Datensätze mit räumlichen Annotationen:
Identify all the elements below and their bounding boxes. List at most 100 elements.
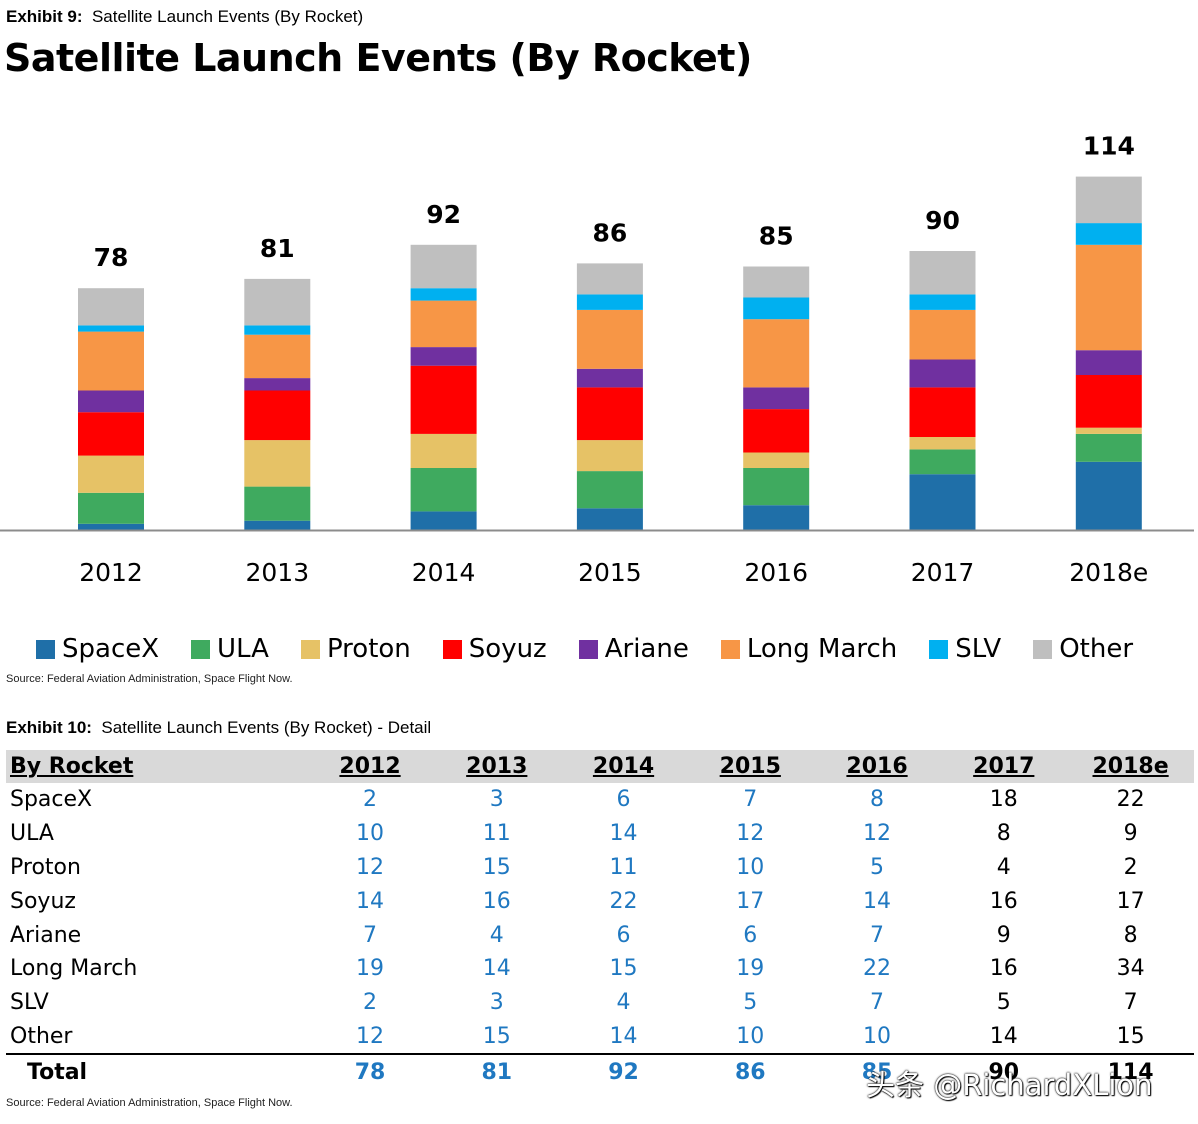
chart-source: Source: Federal Aviation Administration,…: [6, 673, 293, 685]
legend-label: SLV: [955, 634, 1002, 664]
bar-segment-soyuz-2013: [244, 390, 311, 441]
chart-legend: SpaceX ULA Proton Soyuz Ariane Long March SLV O…: [36, 632, 1186, 666]
table-cell: 19: [736, 956, 765, 982]
bar-segment-spacex-2018e: [1075, 461, 1142, 530]
table-cell: 8: [1123, 922, 1138, 948]
table-cell: 5: [996, 990, 1011, 1016]
table-cell: 9: [1123, 821, 1138, 847]
table-row: SpaceX 2 3 6 7 8 18 22: [6, 783, 1194, 817]
table-cell: 18: [989, 787, 1018, 813]
legend-item-ula: ULA: [191, 634, 269, 664]
header-by-rocket: By Rocket: [6, 750, 307, 783]
table-cell: 7: [870, 990, 885, 1016]
table-cell: 14: [609, 1023, 638, 1049]
table-row: Long March 19 14 15 19 22 16 34: [6, 952, 1194, 986]
header-year-2017: 2017: [940, 750, 1068, 783]
table-cell: 10: [736, 1023, 765, 1049]
row-label: SpaceX: [10, 787, 93, 813]
table-row: Proton 12 15 11 10 5 4 2: [6, 851, 1194, 885]
legend-item-ariane: Ariane: [578, 634, 689, 664]
table-cell: 15: [482, 854, 511, 880]
bar-segment-proton-2014: [410, 433, 477, 468]
legend-label: Long March: [746, 634, 898, 664]
table-cell: 14: [482, 956, 511, 982]
table-cell: 8: [996, 821, 1011, 847]
table-cell: 10: [863, 1023, 892, 1049]
bar-segment-ula-2014: [410, 468, 477, 512]
table-cell: 16: [989, 956, 1018, 982]
bars-layer: [78, 176, 1142, 530]
legend-swatch: [36, 639, 55, 659]
table-cell: 7: [870, 922, 885, 948]
total-label-2015: 86: [593, 218, 628, 247]
table-cell: 10: [736, 854, 765, 880]
table-cell: 7: [743, 787, 758, 813]
table-cell: 9: [996, 922, 1011, 948]
legend-label: ULA: [217, 634, 269, 664]
legend-label: SpaceX: [62, 634, 160, 664]
table-cell: 6: [616, 787, 631, 813]
table-cell: 22: [609, 888, 638, 914]
total-label-2017: 90: [925, 206, 960, 235]
legend-item-other: Other: [1033, 634, 1133, 664]
bar-segment-ula-2017: [909, 449, 976, 475]
bar-segment-slv-2015: [576, 294, 643, 310]
x-tick-label-2014: 2014: [412, 558, 476, 587]
table-cell: 14: [989, 1023, 1018, 1049]
table-cell: 7: [1123, 990, 1138, 1016]
table-cell: 81: [433, 1053, 561, 1090]
x-tick-label-2016: 2016: [744, 558, 808, 587]
table-total-row: Total 78 81 92 86 85 90 114: [6, 1053, 1194, 1090]
table-cell: 14: [609, 821, 638, 847]
table-cell: 19: [356, 956, 385, 982]
bar-segment-slv-2014: [410, 288, 477, 301]
row-label: Total: [6, 1053, 307, 1090]
table-cell: 86: [686, 1053, 814, 1090]
table-source: Source: Federal Aviation Administration,…: [6, 1097, 293, 1109]
table-cell: 2: [363, 990, 378, 1016]
legend-swatch: [578, 639, 598, 659]
bar-segment-long-march-2012: [78, 331, 144, 391]
bar-segment-soyuz-2014: [410, 365, 477, 434]
exhibit-10-caption-text: Satellite Launch Events (By Rocket) - De…: [101, 718, 432, 737]
bar-segment-ula-2016: [743, 468, 810, 506]
legend-swatch: [720, 639, 740, 659]
x-tick-label-2017: 2017: [911, 558, 975, 587]
legend-swatch: [929, 639, 949, 659]
header-year-2012: 2012: [306, 750, 434, 783]
table-cell: 4: [616, 990, 631, 1016]
bar-segment-long-march-2016: [743, 319, 810, 388]
legend-item-proton: Proton: [300, 634, 411, 664]
table-row: Other 12 15 14 10 10 14 15: [6, 1020, 1194, 1055]
legend-swatch: [1033, 639, 1053, 659]
header-year-2015: 2015: [686, 750, 814, 783]
bar-segment-other-2015: [576, 263, 643, 295]
row-label: Long March: [10, 956, 138, 982]
x-tick-label-2012: 2012: [79, 558, 143, 587]
table-cell: 90: [940, 1053, 1068, 1090]
bar-segment-long-march-2015: [576, 309, 643, 369]
bar-segment-soyuz-2012: [78, 412, 144, 456]
bar-segment-ariane-2012: [78, 390, 144, 413]
table-row: Ariane 7 4 6 6 7 9 8: [6, 918, 1194, 952]
table-cell: 2: [1123, 854, 1138, 880]
bar-segment-ula-2013: [244, 486, 311, 521]
table-cell: 15: [1116, 1023, 1145, 1049]
table-cell: 22: [1116, 787, 1145, 813]
bar-segment-long-march-2013: [244, 334, 311, 379]
table-cell: 14: [863, 888, 892, 914]
table-row: Soyuz 14 16 22 17 14 16 17: [6, 884, 1194, 918]
stacked-bar-chart: 78 2012 81 2013 92 2014 86 2015 85 2016 90 2017 114 2…: [0, 132, 1194, 587]
legend-item-long-march: Long March: [720, 634, 898, 664]
bar-segment-other-2012: [78, 288, 144, 326]
x-tick-label-2018e: 2018e: [1069, 558, 1148, 587]
bar-segment-slv-2017: [909, 294, 976, 310]
table-cell: 11: [482, 821, 511, 847]
bar-segment-ariane-2016: [743, 387, 810, 410]
table-cell: 4: [996, 854, 1011, 880]
row-label: Proton: [10, 854, 81, 880]
table-row: SLV 2 3 4 5 7 5 7: [6, 986, 1194, 1020]
table-cell: 12: [863, 821, 892, 847]
total-label-2016: 85: [759, 222, 794, 251]
bar-segment-spacex-2016: [743, 505, 810, 530]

Aufgabe. Entnimm den obigen Datensätzen sämtliche Zeilen in unveränderter Form. Die Bilder lässt du dabei weg.

Gelöste Aufgabe.
Identify all the elements below and their bounding boxes. List at most 100 elements.
chart-source: Source: Federal Aviation Administration,…: [6, 673, 293, 685]
legend-label: SLV: [955, 634, 1002, 664]
bar-segment-soyuz-2013: [244, 390, 311, 441]
chart-legend: SpaceX ULA Proton Soyuz Ariane Long March SLV O…: [36, 632, 1186, 666]
table-cell: 19: [736, 956, 765, 982]
bar-segment-spacex-2018e: [1075, 461, 1142, 530]
table-cell: 8: [1123, 922, 1138, 948]
table-cell: 5: [996, 990, 1011, 1016]
table-cell: 9: [1123, 821, 1138, 847]
table-row: SpaceX 2 3 6 7 8 18 22: [6, 783, 1194, 817]
table-cell: 18: [989, 787, 1018, 813]
legend-item-ula: ULA: [191, 634, 269, 664]
header-by-rocket: By Rocket: [6, 750, 307, 783]
table-cell: 7: [870, 990, 885, 1016]
table-cell: 14: [609, 1023, 638, 1049]
table-row: Long March 19 14 15 19 22 16 34: [6, 952, 1194, 986]
header-year-2017: 2017: [940, 750, 1068, 783]
table-cell: 10: [736, 1023, 765, 1049]
row-label: SpaceX: [10, 787, 93, 813]
table-row: Proton 12 15 11 10 5 4 2: [6, 851, 1194, 885]
legend-item-ariane: Ariane: [578, 634, 689, 664]
table-cell: 15: [482, 854, 511, 880]
bar-segment-proton-2014: [410, 433, 477, 468]
legend-label: Long March: [746, 634, 898, 664]
table-cell: 14: [482, 956, 511, 982]
table-cell: 8: [996, 821, 1011, 847]
table-cell: 10: [863, 1023, 892, 1049]
bar-segment-ula-2014: [410, 468, 477, 512]
table-cell: 16: [989, 956, 1018, 982]
bars-layer: [78, 176, 1142, 530]
legend-swatch: [36, 639, 55, 659]
table-cell: 7: [870, 922, 885, 948]
total-label-2015: 86: [593, 218, 628, 247]
table-cell: 10: [736, 854, 765, 880]
table-cell: 7: [743, 787, 758, 813]
table-cell: 9: [996, 922, 1011, 948]
legend-label: ULA: [217, 634, 269, 664]
legend-label: SpaceX: [62, 634, 160, 664]
table-cell: 6: [616, 787, 631, 813]
table-cell: 22: [609, 888, 638, 914]
total-label-2017: 90: [925, 206, 960, 235]
legend-item-other: Other: [1033, 634, 1133, 664]
bar-segment-ula-2017: [909, 449, 976, 475]
bar-segment-slv-2015: [576, 294, 643, 310]
x-tick-label-2014: 2014: [412, 558, 476, 587]
table-cell: 14: [989, 1023, 1018, 1049]
table-cell: 7: [1123, 990, 1138, 1016]
table-cell: 81: [433, 1053, 561, 1090]
x-tick-label-2016: 2016: [744, 558, 808, 587]
table-total-row: Total 78 81 92 86 85 90 114: [6, 1053, 1194, 1090]
table-cell: 14: [609, 821, 638, 847]
table-cell: 19: [356, 956, 385, 982]
bar-segment-slv-2014: [410, 288, 477, 301]
row-label: Total: [6, 1053, 307, 1090]
table-cell: 86: [686, 1053, 814, 1090]
table-source: Source: Federal Aviation Administration,…: [6, 1097, 293, 1109]
table-cell: 2: [363, 990, 378, 1016]
legend-swatch: [578, 639, 598, 659]
bar-segment-long-march-2012: [78, 331, 144, 391]
bar-segment-soyuz-2014: [410, 365, 477, 434]
exhibit-10-caption-text: Satellite Launch Events (By Rocket) - De…: [101, 718, 432, 737]
bar-segment-ula-2016: [743, 468, 810, 506]
legend-swatch: [720, 639, 740, 659]
x-tick-label-2017: 2017: [911, 558, 975, 587]
legend-swatch: [929, 639, 949, 659]
header-year-2012: 2012: [306, 750, 434, 783]
table-cell: 4: [616, 990, 631, 1016]
bar-segment-long-march-2016: [743, 319, 810, 388]
legend-item-proton: Proton: [300, 634, 411, 664]
table-row: Other 12 15 14 10 10 14 15: [6, 1020, 1194, 1055]
legend-swatch: [1033, 639, 1053, 659]
header-year-2015: 2015: [686, 750, 814, 783]
bar-segment-other-2015: [576, 263, 643, 295]
row-label: Long March: [10, 956, 138, 982]
x-tick-label-2012: 2012: [79, 558, 143, 587]
table-cell: 90: [940, 1053, 1068, 1090]
bar-segment-long-march-2015: [576, 309, 643, 369]
bar-segment-soyuz-2012: [78, 412, 144, 456]
bar-segment-ariane-2012: [78, 390, 144, 413]
table-row: Ariane 7 4 6 6 7 9 8: [6, 918, 1194, 952]
table-cell: 2: [1123, 854, 1138, 880]
bar-segment-ula-2013: [244, 486, 311, 521]
table-cell: 15: [1116, 1023, 1145, 1049]
table-cell: 22: [1116, 787, 1145, 813]
bar-segment-long-march-2013: [244, 334, 311, 379]
table-cell: 14: [863, 888, 892, 914]
table-row: Soyuz 14 16 22 17 14 16 17: [6, 884, 1194, 918]
stacked-bar-chart: 78 2012 81 2013 92 2014 86 2015 85 2016 90 2017 114 2…: [0, 132, 1194, 587]
legend-item-long-march: Long March: [720, 634, 898, 664]
bar-segment-other-2012: [78, 288, 144, 326]
x-tick-label-2018e: 2018e: [1069, 558, 1148, 587]
bar-segment-slv-2017: [909, 294, 976, 310]
table-cell: 11: [482, 821, 511, 847]
bar-segment-ariane-2016: [743, 387, 810, 410]
table-cell: 4: [996, 854, 1011, 880]
row-label: Proton: [10, 854, 81, 880]
table-row: SLV 2 3 4 5 7 5 7: [6, 986, 1194, 1020]
table-cell: 12: [863, 821, 892, 847]
total-label-2016: 85: [759, 222, 794, 251]
bar-segment-spacex-2016: [743, 505, 810, 530]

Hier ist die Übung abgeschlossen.